● **Required task**
The records that follow are to be repeated without alteration.

● **Stored data**

--- START ---

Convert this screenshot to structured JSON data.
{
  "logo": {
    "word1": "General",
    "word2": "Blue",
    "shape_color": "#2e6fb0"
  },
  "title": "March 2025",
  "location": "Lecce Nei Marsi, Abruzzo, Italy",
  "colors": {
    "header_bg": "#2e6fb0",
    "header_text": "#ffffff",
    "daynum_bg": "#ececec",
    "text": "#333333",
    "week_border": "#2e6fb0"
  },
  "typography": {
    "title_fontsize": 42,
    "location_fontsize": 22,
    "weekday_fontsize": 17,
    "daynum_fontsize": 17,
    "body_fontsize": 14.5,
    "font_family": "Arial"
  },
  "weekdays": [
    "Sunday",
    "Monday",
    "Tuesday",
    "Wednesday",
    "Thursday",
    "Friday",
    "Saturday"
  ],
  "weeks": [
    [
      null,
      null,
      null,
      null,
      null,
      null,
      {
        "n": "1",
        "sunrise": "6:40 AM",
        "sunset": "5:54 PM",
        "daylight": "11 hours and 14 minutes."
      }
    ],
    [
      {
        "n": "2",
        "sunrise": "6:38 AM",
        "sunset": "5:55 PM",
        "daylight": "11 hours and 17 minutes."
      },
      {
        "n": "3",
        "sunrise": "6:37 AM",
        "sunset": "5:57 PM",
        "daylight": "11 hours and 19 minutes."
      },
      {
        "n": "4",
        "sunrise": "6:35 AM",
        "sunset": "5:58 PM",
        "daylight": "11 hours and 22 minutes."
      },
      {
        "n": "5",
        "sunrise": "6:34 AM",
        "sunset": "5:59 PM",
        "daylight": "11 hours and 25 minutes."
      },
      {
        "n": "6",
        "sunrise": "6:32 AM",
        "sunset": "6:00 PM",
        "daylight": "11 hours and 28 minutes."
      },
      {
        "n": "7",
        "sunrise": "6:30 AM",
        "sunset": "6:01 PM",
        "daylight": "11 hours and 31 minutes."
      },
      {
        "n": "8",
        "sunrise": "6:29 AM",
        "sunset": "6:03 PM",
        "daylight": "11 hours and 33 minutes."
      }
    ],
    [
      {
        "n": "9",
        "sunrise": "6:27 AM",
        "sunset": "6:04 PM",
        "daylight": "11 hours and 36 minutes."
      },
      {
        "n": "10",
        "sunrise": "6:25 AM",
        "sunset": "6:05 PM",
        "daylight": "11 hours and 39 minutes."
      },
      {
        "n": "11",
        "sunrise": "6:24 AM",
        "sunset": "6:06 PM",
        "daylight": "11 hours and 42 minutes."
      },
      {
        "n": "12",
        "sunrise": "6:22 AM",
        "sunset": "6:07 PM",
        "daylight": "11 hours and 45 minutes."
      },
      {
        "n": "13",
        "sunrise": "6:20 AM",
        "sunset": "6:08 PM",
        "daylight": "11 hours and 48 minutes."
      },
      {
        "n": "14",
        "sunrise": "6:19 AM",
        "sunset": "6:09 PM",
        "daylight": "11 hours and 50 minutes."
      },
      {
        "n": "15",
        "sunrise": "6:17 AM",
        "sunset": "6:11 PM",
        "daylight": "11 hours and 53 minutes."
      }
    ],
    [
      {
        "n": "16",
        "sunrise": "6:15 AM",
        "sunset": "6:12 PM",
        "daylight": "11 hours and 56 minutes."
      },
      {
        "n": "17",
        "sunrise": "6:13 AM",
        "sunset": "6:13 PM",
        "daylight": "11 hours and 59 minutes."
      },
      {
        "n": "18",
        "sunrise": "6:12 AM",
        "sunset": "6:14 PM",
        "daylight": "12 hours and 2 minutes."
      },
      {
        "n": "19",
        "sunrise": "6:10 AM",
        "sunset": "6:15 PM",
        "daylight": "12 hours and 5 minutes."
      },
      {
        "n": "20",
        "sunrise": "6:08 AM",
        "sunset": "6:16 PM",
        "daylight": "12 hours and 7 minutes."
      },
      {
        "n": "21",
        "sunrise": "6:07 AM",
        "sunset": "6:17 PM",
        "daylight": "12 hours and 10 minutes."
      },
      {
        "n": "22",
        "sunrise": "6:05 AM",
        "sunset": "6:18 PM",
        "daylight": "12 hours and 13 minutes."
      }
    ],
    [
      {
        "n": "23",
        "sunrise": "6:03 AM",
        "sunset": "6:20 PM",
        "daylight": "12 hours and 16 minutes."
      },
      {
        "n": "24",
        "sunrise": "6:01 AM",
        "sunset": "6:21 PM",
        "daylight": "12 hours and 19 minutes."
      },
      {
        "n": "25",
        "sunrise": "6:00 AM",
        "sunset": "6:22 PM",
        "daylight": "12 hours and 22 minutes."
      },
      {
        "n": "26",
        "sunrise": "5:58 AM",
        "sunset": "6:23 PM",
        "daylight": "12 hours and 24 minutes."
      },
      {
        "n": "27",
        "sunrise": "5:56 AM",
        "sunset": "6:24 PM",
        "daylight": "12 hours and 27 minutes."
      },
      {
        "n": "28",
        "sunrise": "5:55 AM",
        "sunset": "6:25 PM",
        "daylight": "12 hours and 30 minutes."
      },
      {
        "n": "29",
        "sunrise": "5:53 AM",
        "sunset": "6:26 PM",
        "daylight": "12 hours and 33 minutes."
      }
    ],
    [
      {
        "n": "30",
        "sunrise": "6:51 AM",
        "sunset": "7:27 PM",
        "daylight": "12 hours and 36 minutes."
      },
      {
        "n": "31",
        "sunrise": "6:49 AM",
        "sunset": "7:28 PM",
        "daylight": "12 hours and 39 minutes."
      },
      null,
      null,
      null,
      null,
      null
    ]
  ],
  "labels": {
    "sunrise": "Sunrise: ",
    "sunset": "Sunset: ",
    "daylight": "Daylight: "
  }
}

--- END ---

● **Answer**
Convert this screenshot to structured JSON data.
{
  "logo": {
    "word1": "General",
    "word2": "Blue",
    "shape_color": "#2e6fb0"
  },
  "title": "March 2025",
  "location": "Lecce Nei Marsi, Abruzzo, Italy",
  "colors": {
    "header_bg": "#2e6fb0",
    "header_text": "#ffffff",
    "daynum_bg": "#ececec",
    "text": "#333333",
    "week_border": "#2e6fb0"
  },
  "typography": {
    "title_fontsize": 42,
    "location_fontsize": 22,
    "weekday_fontsize": 17,
    "daynum_fontsize": 17,
    "body_fontsize": 14.5,
    "font_family": "Arial"
  },
  "weekdays": [
    "Sunday",
    "Monday",
    "Tuesday",
    "Wednesday",
    "Thursday",
    "Friday",
    "Saturday"
  ],
  "weeks": [
    [
      null,
      null,
      null,
      null,
      null,
      null,
      {
        "n": "1",
        "sunrise": "6:40 AM",
        "sunset": "5:54 PM",
        "daylight": "11 hours and 14 minutes."
      }
    ],
    [
      {
        "n": "2",
        "sunrise": "6:38 AM",
        "sunset": "5:55 PM",
        "daylight": "11 hours and 17 minutes."
      },
      {
        "n": "3",
        "sunrise": "6:37 AM",
        "sunset": "5:57 PM",
        "daylight": "11 hours and 19 minutes."
      },
      {
        "n": "4",
        "sunrise": "6:35 AM",
        "sunset": "5:58 PM",
        "daylight": "11 hours and 22 minutes."
      },
      {
        "n": "5",
        "sunrise": "6:34 AM",
        "sunset": "5:59 PM",
        "daylight": "11 hours and 25 minutes."
      },
      {
        "n": "6",
        "sunrise": "6:32 AM",
        "sunset": "6:00 PM",
        "daylight": "11 hours and 28 minutes."
      },
      {
        "n": "7",
        "sunrise": "6:30 AM",
        "sunset": "6:01 PM",
        "daylight": "11 hours and 31 minutes."
      },
      {
        "n": "8",
        "sunrise": "6:29 AM",
        "sunset": "6:03 PM",
        "daylight": "11 hours and 33 minutes."
      }
    ],
    [
      {
        "n": "9",
        "sunrise": "6:27 AM",
        "sunset": "6:04 PM",
        "daylight": "11 hours and 36 minutes."
      },
      {
        "n": "10",
        "sunrise": "6:25 AM",
        "sunset": "6:05 PM",
        "daylight": "11 hours and 39 minutes."
      },
      {
        "n": "11",
        "sunrise": "6:24 AM",
        "sunset": "6:06 PM",
        "daylight": "11 hours and 42 minutes."
      },
      {
        "n": "12",
        "sunrise": "6:22 AM",
        "sunset": "6:07 PM",
        "daylight": "11 hours and 45 minutes."
      },
      {
        "n": "13",
        "sunrise": "6:20 AM",
        "sunset": "6:08 PM",
        "daylight": "11 hours and 48 minutes."
      },
      {
        "n": "14",
        "sunrise": "6:19 AM",
        "sunset": "6:09 PM",
        "daylight": "11 hours and 50 minutes."
      },
      {
        "n": "15",
        "sunrise": "6:17 AM",
        "sunset": "6:11 PM",
        "daylight": "11 hours and 53 minutes."
      }
    ],
    [
      {
        "n": "16",
        "sunrise": "6:15 AM",
        "sunset": "6:12 PM",
        "daylight": "11 hours and 56 minutes."
      },
      {
        "n": "17",
        "sunrise": "6:13 AM",
        "sunset": "6:13 PM",
        "daylight": "11 hours and 59 minutes."
      },
      {
        "n": "18",
        "sunrise": "6:12 AM",
        "sunset": "6:14 PM",
        "daylight": "12 hours and 2 minutes."
      },
      {
        "n": "19",
        "sunrise": "6:10 AM",
        "sunset": "6:15 PM",
        "daylight": "12 hours and 5 minutes."
      },
      {
        "n": "20",
        "sunrise": "6:08 AM",
        "sunset": "6:16 PM",
        "daylight": "12 hours and 7 minutes."
      },
      {
        "n": "21",
        "sunrise": "6:07 AM",
        "sunset": "6:17 PM",
        "daylight": "12 hours and 10 minutes."
      },
      {
        "n": "22",
        "sunrise": "6:05 AM",
        "sunset": "6:18 PM",
        "daylight": "12 hours and 13 minutes."
      }
    ],
    [
      {
        "n": "23",
        "sunrise": "6:03 AM",
        "sunset": "6:20 PM",
        "daylight": "12 hours and 16 minutes."
      },
      {
        "n": "24",
        "sunrise": "6:01 AM",
        "sunset": "6:21 PM",
        "daylight": "12 hours and 19 minutes."
      },
      {
        "n": "25",
        "sunrise": "6:00 AM",
        "sunset": "6:22 PM",
        "daylight": "12 hours and 22 minutes."
      },
      {
        "n": "26",
        "sunrise": "5:58 AM",
        "sunset": "6:23 PM",
        "daylight": "12 hours and 24 minutes."
      },
      {
        "n": "27",
        "sunrise": "5:56 AM",
        "sunset": "6:24 PM",
        "daylight": "12 hours and 27 minutes."
      },
      {
        "n": "28",
        "sunrise": "5:55 AM",
        "sunset": "6:25 PM",
        "daylight": "12 hours and 30 minutes."
      },
      {
        "n": "29",
        "sunrise": "5:53 AM",
        "sunset": "6:26 PM",
        "daylight": "12 hours and 33 minutes."
      }
    ],
    [
      {
        "n": "30",
        "sunrise": "6:51 AM",
        "sunset": "7:27 PM",
        "daylight": "12 hours and 36 minutes."
      },
      {
        "n": "31",
        "sunrise": "6:49 AM",
        "sunset": "7:28 PM",
        "daylight": "12 hours and 39 minutes."
      },
      null,
      null,
      null,
      null,
      null
    ]
  ],
  "labels": {
    "sunrise": "Sunrise: ",
    "sunset": "Sunset: ",
    "daylight": "Daylight: "
  }
}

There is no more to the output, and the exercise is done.